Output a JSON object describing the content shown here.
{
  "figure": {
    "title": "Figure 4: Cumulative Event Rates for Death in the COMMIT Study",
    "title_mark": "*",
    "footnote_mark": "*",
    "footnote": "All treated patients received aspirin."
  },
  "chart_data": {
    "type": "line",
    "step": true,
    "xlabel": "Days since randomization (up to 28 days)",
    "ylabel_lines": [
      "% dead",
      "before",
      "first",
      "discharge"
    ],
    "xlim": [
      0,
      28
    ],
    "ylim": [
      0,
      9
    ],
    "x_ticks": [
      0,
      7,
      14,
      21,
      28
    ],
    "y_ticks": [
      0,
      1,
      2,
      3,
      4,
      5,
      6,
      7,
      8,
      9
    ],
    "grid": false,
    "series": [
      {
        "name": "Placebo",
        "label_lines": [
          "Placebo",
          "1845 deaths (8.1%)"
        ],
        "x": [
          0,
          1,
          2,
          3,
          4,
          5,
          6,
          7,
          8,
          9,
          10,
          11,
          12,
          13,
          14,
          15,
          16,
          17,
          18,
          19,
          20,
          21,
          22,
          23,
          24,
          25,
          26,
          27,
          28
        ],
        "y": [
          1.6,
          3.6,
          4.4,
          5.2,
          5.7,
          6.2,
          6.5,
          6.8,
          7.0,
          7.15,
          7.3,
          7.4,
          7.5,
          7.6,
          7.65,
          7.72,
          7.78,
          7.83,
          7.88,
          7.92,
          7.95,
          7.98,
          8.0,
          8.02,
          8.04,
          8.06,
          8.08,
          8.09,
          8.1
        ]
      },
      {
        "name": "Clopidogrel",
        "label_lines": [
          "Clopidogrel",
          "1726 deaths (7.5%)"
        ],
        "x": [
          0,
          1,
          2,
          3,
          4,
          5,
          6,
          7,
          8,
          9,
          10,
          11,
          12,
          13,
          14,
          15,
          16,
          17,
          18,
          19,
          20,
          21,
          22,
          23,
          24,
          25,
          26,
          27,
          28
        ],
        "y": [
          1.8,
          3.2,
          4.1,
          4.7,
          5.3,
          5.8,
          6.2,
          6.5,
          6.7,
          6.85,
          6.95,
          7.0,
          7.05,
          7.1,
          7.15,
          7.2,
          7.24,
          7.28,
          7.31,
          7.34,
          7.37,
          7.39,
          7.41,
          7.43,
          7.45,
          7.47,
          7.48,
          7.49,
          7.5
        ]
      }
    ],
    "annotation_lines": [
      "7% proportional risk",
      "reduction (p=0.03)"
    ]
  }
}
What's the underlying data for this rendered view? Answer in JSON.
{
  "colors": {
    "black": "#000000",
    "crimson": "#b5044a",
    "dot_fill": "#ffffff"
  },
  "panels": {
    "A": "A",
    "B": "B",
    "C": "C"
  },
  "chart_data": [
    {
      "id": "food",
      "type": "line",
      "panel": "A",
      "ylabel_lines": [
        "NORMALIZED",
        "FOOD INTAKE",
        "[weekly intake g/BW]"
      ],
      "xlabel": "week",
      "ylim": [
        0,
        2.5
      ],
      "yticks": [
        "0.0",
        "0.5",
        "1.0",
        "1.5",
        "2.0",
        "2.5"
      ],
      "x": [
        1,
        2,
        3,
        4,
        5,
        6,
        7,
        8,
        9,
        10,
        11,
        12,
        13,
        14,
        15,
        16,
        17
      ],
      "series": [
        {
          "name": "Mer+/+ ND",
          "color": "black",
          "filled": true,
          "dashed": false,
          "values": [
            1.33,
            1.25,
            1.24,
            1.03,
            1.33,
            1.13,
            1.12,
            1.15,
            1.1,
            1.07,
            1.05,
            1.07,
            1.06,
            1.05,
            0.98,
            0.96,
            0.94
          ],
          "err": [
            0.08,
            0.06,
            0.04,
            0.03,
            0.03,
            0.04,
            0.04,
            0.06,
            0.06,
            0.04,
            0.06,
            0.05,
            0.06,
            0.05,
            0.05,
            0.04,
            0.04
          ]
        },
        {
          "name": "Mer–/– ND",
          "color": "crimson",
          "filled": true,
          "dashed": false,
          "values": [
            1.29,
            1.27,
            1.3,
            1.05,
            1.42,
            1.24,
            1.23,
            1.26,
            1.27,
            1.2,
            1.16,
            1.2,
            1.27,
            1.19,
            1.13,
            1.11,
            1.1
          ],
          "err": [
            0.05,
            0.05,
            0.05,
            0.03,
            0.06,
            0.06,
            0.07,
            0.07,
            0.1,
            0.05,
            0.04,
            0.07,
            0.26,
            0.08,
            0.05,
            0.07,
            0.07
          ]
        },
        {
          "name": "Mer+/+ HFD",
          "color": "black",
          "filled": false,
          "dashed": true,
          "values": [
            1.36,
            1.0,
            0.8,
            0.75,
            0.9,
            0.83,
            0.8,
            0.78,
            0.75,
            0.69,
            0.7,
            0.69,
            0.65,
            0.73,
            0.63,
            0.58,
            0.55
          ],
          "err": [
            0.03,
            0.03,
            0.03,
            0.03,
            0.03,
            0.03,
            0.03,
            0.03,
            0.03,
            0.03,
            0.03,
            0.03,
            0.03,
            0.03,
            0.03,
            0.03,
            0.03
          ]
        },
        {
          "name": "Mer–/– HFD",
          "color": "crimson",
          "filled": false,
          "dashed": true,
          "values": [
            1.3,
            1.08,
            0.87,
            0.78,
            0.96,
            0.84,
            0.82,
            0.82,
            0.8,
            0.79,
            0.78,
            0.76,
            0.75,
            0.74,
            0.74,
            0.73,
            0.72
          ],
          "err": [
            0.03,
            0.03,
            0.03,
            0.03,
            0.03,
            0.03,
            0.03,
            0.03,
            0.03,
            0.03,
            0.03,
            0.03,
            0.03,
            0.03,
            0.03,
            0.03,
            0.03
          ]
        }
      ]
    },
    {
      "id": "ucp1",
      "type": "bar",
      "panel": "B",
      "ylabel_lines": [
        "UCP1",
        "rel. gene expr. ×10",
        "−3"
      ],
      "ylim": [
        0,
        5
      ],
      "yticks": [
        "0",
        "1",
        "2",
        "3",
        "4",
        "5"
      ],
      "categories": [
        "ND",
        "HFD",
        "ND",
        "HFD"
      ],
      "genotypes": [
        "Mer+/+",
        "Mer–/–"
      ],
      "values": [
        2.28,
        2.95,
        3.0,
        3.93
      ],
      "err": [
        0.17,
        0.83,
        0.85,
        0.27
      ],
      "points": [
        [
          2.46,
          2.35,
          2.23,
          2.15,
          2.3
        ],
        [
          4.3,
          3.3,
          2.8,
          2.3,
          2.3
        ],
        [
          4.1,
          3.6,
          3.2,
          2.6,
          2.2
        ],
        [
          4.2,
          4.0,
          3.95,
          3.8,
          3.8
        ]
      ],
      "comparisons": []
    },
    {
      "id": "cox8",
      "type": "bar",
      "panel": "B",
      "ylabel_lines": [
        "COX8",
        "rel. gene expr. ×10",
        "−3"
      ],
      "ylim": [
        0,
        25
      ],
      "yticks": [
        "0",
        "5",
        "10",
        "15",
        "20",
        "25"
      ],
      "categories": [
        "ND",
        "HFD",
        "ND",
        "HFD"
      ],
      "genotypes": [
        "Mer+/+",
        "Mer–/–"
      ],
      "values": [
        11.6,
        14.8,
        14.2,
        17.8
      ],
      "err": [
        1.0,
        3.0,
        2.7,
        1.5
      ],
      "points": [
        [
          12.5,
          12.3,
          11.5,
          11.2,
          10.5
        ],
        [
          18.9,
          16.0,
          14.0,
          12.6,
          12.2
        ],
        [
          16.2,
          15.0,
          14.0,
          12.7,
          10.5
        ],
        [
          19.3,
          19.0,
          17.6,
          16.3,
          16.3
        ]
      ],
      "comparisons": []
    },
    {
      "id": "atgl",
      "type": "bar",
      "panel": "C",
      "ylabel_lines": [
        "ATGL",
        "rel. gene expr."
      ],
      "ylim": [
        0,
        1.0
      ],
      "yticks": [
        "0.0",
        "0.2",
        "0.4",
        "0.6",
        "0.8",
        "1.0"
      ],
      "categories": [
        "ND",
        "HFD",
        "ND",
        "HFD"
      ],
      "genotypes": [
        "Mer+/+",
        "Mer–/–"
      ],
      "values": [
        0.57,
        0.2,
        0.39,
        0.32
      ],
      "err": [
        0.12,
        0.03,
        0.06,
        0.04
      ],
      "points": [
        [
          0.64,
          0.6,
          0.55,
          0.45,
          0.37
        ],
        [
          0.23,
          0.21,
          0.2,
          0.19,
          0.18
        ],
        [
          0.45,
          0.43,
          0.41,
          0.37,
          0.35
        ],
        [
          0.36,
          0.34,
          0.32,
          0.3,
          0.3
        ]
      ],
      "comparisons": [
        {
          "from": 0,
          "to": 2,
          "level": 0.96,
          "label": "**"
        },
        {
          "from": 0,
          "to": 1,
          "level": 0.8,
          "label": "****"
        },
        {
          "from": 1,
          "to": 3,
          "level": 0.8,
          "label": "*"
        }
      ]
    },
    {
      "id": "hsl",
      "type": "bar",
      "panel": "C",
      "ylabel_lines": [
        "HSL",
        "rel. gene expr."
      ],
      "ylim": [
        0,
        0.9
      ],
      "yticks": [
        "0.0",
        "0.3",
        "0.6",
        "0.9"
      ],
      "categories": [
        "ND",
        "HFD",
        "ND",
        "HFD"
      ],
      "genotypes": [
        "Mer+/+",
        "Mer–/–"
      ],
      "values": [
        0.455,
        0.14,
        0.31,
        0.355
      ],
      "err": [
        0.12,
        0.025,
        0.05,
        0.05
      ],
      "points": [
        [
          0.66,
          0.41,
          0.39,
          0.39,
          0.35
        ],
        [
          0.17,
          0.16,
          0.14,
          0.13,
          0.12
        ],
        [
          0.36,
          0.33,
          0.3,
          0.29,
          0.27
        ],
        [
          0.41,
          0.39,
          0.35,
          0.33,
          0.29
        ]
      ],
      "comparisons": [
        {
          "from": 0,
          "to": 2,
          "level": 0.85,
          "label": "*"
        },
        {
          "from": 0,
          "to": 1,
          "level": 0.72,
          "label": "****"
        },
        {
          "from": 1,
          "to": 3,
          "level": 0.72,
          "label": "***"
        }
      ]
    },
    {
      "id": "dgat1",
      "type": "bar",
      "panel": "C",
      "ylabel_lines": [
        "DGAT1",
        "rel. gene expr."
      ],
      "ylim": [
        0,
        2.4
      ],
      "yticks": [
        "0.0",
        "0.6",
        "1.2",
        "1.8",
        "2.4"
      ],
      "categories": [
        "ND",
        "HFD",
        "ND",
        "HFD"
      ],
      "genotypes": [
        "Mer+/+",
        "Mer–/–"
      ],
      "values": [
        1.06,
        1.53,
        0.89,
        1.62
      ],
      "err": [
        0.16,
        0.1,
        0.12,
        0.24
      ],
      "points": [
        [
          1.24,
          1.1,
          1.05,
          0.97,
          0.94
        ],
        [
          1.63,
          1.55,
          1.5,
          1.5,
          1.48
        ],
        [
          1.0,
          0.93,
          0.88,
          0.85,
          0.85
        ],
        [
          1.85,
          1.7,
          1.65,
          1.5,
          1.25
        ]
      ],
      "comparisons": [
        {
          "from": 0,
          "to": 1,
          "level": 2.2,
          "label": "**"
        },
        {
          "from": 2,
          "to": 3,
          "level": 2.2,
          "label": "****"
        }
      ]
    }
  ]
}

----------

ABOUT THIS TASK
Among the entries above, how many lines have the string "JSON" in them? Only the number should be given.

FINAL ANSWER
2